Request:
Report every line in the listing below where the string "neutre" shows up.

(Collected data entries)
[start]

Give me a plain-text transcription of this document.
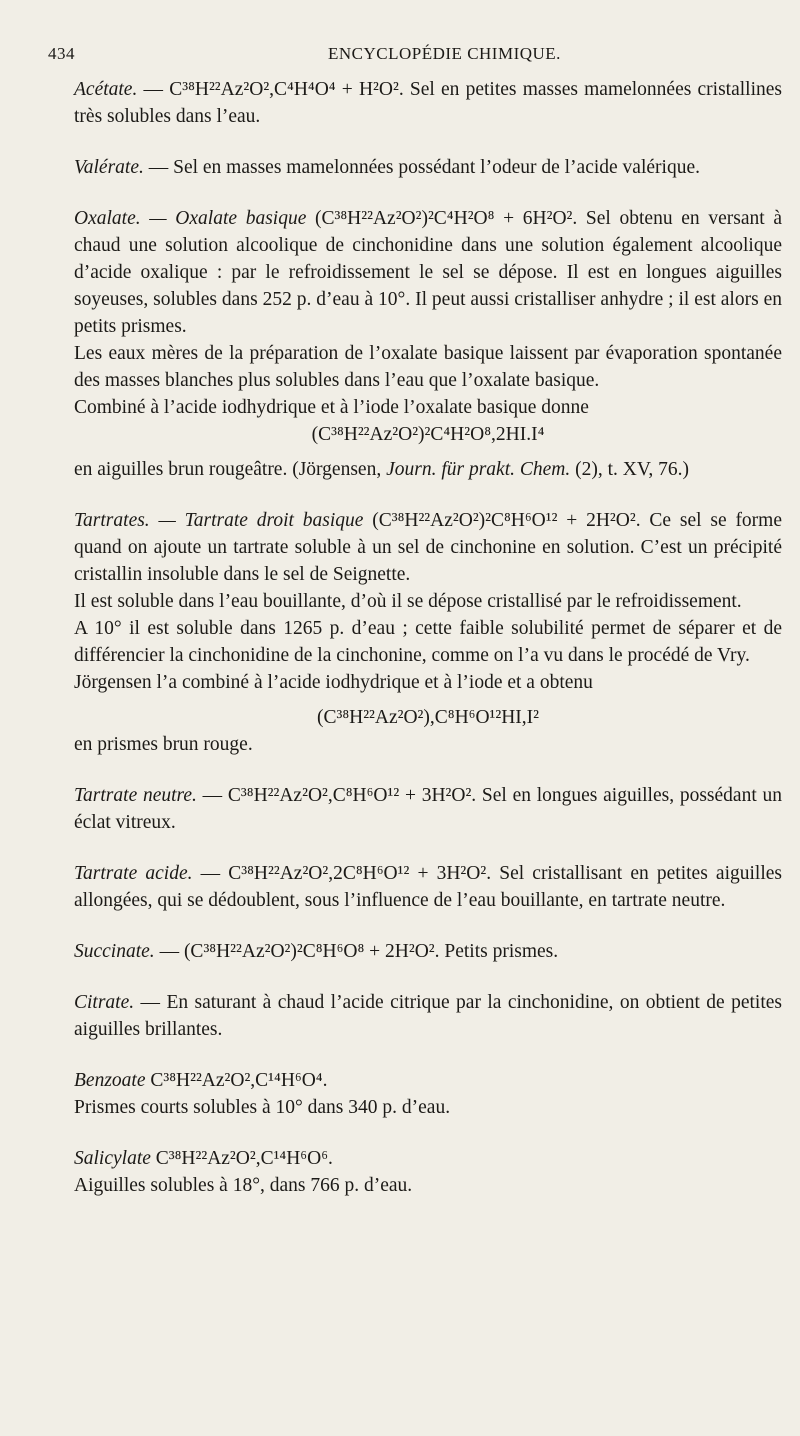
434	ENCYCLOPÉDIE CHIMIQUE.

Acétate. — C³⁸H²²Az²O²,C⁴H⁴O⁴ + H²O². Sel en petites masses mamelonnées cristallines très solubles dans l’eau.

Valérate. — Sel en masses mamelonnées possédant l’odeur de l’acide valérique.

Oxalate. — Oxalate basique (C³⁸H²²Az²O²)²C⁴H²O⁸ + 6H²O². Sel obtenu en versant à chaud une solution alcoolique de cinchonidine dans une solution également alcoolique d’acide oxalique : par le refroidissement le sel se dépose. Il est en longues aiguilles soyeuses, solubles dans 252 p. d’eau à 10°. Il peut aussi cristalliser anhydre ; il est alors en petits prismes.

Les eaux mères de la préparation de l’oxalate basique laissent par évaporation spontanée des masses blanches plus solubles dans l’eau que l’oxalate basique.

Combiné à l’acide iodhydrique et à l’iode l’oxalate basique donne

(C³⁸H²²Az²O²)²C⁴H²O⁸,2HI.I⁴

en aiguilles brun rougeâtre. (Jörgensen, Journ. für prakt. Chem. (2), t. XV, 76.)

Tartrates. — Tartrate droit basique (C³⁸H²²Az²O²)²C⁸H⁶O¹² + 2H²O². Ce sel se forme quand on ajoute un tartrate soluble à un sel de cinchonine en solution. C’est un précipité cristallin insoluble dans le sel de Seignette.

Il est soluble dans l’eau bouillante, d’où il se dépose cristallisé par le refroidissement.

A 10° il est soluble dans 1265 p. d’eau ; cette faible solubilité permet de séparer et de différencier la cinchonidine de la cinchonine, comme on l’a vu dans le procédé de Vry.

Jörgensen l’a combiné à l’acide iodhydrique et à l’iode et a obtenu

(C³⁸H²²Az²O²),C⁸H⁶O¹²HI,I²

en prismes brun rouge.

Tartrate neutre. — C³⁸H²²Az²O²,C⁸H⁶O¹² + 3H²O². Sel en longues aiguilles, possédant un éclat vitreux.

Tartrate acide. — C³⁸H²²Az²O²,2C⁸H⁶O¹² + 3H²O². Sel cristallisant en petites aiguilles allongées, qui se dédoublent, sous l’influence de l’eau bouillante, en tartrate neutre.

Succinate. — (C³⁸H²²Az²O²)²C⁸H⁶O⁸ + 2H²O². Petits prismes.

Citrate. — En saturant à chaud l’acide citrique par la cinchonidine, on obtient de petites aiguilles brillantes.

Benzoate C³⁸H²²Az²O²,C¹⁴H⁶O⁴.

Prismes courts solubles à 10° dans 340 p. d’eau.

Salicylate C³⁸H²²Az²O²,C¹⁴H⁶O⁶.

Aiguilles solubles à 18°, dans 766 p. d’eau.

[end]
[start]

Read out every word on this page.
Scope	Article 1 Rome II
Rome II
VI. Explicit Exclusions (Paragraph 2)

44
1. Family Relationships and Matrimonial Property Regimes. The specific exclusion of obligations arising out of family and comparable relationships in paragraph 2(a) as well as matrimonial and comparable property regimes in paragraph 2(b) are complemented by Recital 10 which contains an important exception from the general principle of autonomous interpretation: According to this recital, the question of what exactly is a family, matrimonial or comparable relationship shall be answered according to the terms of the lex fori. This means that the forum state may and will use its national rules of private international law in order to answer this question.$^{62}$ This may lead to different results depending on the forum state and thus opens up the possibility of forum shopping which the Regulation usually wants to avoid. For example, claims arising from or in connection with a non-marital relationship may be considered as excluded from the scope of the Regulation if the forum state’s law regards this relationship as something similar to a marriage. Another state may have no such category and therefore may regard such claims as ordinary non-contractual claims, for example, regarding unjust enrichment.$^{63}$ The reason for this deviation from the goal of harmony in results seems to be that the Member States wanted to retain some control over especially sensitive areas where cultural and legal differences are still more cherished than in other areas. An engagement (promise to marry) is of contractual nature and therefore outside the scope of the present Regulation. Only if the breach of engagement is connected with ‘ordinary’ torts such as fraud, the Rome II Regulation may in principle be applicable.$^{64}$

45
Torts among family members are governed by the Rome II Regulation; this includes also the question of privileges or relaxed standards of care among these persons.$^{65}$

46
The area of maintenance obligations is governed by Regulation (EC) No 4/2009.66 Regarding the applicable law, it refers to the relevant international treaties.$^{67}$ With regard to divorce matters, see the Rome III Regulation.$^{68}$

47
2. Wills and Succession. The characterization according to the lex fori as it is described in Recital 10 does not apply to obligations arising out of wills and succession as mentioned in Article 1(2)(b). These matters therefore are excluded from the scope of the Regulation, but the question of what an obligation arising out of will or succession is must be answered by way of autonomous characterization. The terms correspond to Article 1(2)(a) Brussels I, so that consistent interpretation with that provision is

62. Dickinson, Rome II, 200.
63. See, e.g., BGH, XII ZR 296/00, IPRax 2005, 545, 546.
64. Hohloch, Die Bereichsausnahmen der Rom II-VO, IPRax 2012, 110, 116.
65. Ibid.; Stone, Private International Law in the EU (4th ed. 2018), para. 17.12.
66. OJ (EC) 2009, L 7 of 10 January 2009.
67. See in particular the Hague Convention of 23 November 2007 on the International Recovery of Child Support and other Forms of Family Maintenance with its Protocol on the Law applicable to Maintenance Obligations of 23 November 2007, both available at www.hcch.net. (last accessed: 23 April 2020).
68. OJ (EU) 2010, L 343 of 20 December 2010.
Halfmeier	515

[end]

Full solution:
Tartrate neutre. — C³⁸H²²Az²O²,C⁸H⁶O¹² + 3H²O². Sel en longues aiguilles, possédant un éclat vitreux.
Tartrate acide. — C³⁸H²²Az²O²,2C⁸H⁶O¹² + 3H²O². Sel cristallisant en petites aiguilles allongées, qui se dédoublent, sous l’influence de l’eau bouillante, en tartrate neutre.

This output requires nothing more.